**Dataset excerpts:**
— BEGIN —

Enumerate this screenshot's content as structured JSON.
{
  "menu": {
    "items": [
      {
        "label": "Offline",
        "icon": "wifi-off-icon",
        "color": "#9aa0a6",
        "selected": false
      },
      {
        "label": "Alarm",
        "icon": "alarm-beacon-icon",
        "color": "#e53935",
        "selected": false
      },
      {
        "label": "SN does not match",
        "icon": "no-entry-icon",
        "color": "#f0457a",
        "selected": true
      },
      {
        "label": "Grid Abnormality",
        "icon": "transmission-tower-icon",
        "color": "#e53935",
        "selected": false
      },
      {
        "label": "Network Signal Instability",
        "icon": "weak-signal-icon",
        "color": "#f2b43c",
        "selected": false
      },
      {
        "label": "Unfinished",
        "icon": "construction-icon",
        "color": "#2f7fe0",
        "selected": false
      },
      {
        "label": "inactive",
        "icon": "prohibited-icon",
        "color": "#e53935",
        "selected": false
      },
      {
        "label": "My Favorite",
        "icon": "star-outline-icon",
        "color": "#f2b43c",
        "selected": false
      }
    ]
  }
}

— END —

The records above should all be quoted exactly, please.

Enumerate this screenshot's content as structured JSON.
{
  "menu": {
    "items": [
      {
        "label": "Offline",
        "icon": "wifi-off-icon",
        "color": "#9aa0a6",
        "selected": false
      },
      {
        "label": "Alarm",
        "icon": "alarm-beacon-icon",
        "color": "#e53935",
        "selected": false
      },
      {
        "label": "SN does not match",
        "icon": "no-entry-icon",
        "color": "#f0457a",
        "selected": true
      },
      {
        "label": "Grid Abnormality",
        "icon": "transmission-tower-icon",
        "color": "#e53935",
        "selected": false
      },
      {
        "label": "Network Signal Instability",
        "icon": "weak-signal-icon",
        "color": "#f2b43c",
        "selected": false
      },
      {
        "label": "Unfinished",
        "icon": "construction-icon",
        "color": "#2f7fe0",
        "selected": false
      },
      {
        "label": "inactive",
        "icon": "prohibited-icon",
        "color": "#e53935",
        "selected": false
      },
      {
        "label": "My Favorite",
        "icon": "star-outline-icon",
        "color": "#f2b43c",
        "selected": false
      }
    ]
  }
}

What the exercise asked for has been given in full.